Check each line of the material below for "title". Report how many have it, with no other words.
--- Start of MATERIALS PROVIDED ---
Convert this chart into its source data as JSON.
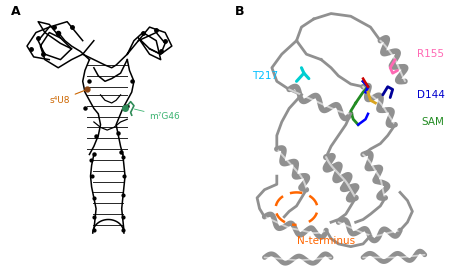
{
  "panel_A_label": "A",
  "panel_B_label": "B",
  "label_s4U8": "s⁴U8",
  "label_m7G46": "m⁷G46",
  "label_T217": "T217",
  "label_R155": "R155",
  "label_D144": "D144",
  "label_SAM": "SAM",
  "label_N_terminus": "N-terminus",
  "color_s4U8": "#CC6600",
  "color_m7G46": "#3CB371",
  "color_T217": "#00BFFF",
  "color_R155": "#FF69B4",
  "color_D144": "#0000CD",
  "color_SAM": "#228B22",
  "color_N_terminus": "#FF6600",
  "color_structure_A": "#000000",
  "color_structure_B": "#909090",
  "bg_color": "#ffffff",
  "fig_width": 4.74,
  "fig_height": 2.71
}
--- End of MATERIALS PROVIDED ---
--- Start of MATERIALS PROVIDED ---
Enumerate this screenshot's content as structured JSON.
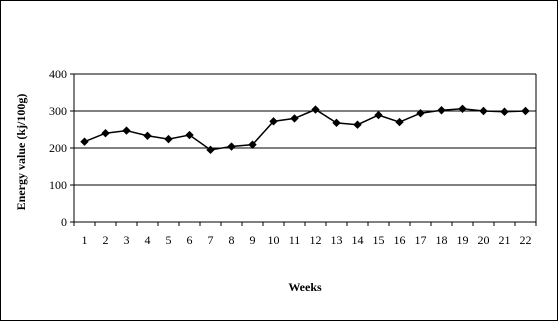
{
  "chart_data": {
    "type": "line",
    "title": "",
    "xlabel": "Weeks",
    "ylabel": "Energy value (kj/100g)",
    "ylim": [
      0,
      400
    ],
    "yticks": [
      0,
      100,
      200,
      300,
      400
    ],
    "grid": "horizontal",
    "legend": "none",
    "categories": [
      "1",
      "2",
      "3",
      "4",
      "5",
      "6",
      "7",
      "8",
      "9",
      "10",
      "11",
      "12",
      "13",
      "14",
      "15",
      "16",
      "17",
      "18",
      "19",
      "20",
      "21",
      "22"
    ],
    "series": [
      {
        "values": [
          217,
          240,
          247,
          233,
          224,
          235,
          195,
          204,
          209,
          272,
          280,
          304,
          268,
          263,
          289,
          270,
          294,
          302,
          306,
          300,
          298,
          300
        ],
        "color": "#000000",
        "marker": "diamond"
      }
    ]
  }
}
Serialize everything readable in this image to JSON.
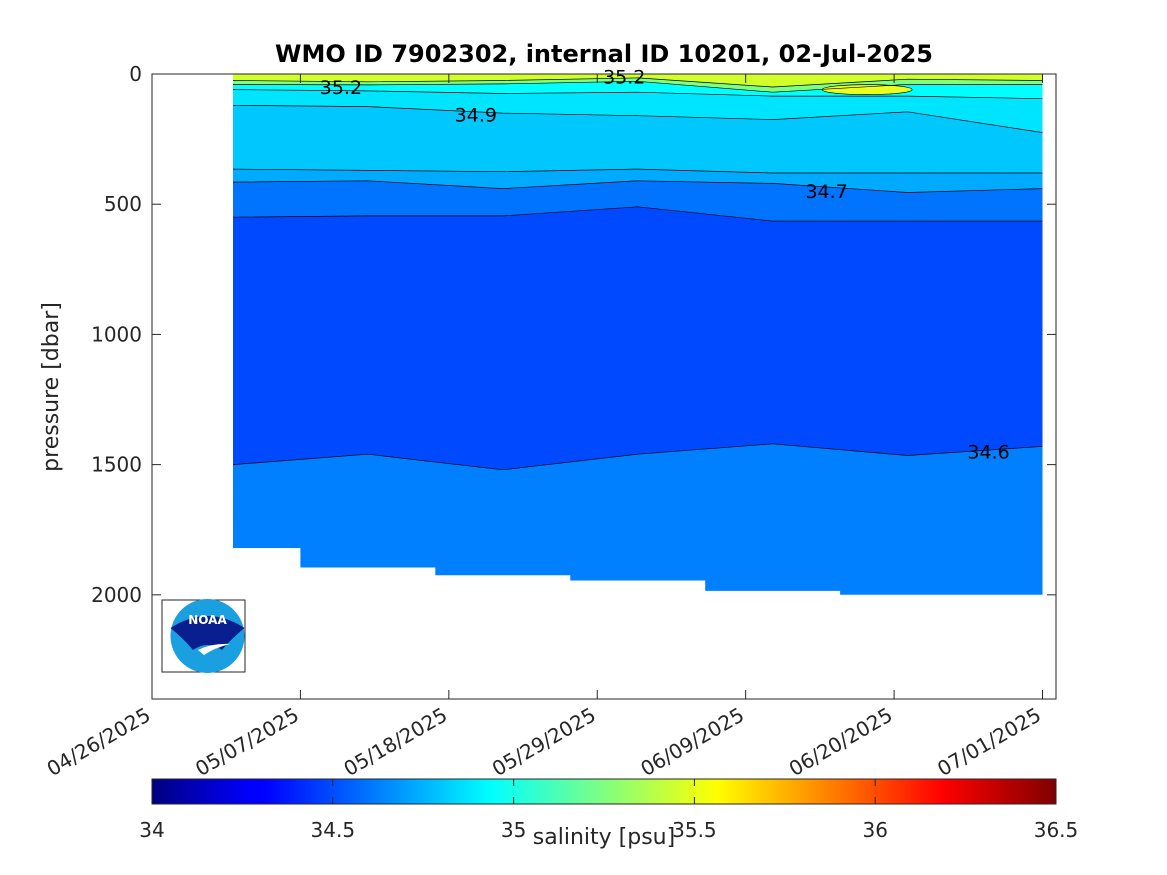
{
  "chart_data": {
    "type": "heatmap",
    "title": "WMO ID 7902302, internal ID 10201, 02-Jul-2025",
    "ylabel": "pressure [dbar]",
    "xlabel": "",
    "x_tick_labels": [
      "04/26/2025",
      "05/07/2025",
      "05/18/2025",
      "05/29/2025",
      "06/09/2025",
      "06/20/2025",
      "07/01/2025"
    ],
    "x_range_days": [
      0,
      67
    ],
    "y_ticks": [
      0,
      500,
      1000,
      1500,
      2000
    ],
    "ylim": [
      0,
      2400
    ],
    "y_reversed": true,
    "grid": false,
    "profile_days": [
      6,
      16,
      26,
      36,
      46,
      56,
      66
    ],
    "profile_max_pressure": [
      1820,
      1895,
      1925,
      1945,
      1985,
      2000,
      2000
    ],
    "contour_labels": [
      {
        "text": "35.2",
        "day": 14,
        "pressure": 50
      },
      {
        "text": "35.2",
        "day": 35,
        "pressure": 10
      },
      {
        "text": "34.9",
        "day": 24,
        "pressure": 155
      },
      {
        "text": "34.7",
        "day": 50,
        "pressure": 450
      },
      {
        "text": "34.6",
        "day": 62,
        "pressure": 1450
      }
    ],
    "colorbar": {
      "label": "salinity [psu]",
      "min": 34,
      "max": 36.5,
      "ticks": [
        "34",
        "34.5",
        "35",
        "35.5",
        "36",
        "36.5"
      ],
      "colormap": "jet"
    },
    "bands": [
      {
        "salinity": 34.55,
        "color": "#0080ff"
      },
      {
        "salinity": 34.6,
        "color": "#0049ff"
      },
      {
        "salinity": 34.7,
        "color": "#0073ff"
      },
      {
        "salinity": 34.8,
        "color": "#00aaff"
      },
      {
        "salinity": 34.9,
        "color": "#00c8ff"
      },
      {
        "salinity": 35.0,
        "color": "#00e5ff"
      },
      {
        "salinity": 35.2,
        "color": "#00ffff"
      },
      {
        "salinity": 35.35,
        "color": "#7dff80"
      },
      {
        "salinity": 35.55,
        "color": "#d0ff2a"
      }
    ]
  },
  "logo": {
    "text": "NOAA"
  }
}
--- End of MATERIALS PROVIDED ---
COMPLETE OUTPUT: 2